Task instructions: Find every line with the string "Fe₂O₃" in it, count them, and reply with that count only.

--- START OF Dataset records ---

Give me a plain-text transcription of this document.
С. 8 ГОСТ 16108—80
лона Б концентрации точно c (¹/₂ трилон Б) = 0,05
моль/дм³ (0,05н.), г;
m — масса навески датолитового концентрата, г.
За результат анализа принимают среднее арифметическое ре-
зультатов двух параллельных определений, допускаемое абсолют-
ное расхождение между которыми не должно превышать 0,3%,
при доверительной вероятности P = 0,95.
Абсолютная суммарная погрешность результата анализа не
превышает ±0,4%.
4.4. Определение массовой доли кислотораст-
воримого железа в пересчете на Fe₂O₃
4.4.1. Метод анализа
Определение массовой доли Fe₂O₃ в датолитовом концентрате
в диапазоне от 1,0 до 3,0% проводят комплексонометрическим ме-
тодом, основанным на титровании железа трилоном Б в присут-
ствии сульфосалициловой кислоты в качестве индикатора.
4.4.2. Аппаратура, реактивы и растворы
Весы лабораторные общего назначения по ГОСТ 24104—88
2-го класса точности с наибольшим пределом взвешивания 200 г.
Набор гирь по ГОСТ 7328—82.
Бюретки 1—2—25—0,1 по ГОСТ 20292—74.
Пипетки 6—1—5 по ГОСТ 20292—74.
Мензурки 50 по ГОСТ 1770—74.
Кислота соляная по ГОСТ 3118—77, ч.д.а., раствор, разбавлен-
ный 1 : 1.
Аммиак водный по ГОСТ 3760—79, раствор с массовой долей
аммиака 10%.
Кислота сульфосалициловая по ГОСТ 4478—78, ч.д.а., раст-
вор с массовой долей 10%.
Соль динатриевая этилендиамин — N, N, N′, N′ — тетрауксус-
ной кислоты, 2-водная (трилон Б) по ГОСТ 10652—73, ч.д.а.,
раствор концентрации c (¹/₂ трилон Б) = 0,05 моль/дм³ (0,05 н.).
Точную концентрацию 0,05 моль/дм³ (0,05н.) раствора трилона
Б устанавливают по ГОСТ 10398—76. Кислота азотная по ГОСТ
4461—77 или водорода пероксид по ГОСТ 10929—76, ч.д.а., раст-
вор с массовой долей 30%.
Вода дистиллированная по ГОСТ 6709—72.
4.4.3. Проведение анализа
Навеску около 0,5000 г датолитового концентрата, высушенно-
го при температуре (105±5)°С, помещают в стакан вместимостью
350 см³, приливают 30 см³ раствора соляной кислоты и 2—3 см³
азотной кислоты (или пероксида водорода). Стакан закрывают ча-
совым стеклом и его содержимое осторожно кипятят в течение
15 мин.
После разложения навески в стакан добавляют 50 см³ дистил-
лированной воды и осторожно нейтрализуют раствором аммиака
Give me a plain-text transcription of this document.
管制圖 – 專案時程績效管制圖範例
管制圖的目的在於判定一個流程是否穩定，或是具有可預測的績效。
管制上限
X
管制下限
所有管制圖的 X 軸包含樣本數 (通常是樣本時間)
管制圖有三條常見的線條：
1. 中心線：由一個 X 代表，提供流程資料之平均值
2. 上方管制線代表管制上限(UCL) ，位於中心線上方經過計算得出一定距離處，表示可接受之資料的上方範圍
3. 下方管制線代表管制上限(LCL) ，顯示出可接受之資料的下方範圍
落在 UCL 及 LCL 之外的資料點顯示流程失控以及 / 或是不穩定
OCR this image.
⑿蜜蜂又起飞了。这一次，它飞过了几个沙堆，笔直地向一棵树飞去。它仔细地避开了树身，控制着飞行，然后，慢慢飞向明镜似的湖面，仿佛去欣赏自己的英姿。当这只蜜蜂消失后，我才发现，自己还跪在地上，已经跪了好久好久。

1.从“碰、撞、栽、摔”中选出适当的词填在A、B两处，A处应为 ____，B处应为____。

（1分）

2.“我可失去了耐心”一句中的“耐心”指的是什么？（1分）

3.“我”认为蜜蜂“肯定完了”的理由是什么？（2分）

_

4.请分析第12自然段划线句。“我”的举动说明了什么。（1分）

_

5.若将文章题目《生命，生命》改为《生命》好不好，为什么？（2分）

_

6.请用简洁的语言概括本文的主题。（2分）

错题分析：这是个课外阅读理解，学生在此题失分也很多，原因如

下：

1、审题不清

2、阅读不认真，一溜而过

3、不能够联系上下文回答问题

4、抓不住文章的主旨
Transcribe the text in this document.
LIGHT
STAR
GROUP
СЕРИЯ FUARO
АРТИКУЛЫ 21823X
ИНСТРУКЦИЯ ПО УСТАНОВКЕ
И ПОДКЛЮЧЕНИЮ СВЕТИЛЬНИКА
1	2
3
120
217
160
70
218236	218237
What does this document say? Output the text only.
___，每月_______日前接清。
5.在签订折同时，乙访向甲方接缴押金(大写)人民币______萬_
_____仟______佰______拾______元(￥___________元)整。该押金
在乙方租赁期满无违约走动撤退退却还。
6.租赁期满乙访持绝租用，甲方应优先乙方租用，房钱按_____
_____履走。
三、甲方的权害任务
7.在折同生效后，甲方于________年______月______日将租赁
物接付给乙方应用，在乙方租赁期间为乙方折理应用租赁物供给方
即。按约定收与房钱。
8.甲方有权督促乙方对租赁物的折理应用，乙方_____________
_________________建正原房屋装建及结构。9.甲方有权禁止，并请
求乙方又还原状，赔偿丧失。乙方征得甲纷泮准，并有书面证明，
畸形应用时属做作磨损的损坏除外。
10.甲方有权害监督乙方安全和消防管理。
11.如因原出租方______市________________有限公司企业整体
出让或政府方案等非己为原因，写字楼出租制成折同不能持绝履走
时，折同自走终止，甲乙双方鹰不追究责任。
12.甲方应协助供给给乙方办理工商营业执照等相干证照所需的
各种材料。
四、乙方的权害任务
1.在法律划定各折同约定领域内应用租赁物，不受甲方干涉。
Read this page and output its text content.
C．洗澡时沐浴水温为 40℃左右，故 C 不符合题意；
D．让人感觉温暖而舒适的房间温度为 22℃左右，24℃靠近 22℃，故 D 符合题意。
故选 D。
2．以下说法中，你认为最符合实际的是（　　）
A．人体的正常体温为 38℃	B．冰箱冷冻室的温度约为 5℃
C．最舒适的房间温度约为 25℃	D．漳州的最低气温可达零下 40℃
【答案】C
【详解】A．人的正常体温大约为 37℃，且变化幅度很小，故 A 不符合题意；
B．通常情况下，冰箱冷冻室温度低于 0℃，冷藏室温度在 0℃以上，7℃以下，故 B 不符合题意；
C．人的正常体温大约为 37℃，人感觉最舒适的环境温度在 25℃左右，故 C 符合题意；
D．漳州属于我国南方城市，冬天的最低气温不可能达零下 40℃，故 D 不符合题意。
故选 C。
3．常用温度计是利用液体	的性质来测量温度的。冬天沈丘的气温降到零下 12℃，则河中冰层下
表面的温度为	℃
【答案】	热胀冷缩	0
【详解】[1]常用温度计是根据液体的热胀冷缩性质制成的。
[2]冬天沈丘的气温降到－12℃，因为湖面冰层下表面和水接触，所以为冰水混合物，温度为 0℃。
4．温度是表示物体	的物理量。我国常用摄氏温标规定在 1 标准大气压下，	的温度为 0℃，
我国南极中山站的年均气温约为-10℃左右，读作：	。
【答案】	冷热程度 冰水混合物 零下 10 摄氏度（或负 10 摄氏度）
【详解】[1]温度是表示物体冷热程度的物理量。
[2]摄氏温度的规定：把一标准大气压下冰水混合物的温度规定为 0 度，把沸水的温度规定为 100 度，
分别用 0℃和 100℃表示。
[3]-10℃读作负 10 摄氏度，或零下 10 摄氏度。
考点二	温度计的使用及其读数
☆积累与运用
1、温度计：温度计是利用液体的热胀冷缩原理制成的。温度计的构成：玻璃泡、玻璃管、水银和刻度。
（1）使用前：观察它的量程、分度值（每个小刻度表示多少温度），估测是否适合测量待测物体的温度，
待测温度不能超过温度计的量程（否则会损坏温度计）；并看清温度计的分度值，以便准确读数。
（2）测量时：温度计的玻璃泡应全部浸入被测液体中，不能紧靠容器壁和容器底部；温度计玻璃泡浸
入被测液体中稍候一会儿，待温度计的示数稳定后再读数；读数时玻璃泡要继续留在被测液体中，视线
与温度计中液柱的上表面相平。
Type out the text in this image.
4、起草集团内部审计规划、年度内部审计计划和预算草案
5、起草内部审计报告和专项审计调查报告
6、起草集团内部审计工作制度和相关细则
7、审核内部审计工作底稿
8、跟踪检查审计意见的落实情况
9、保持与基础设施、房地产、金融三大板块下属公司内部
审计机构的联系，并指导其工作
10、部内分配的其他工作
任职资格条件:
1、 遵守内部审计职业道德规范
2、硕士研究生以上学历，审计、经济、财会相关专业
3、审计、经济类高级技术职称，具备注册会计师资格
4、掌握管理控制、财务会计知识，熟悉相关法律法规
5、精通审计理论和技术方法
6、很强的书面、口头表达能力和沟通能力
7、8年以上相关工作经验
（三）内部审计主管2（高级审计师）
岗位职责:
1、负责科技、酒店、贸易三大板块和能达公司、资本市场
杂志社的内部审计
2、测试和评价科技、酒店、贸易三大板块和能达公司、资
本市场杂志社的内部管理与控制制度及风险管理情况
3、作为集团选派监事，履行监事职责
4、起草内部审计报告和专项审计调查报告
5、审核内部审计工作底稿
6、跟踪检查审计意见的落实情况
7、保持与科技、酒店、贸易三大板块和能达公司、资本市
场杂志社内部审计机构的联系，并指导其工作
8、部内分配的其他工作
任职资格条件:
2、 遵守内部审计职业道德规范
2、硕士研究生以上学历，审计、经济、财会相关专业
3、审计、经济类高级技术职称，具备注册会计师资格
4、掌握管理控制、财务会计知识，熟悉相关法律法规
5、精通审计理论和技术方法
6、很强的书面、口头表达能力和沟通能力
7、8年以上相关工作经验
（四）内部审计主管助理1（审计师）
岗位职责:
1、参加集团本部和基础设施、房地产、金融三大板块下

--- END OF Dataset records ---

Correct result: 2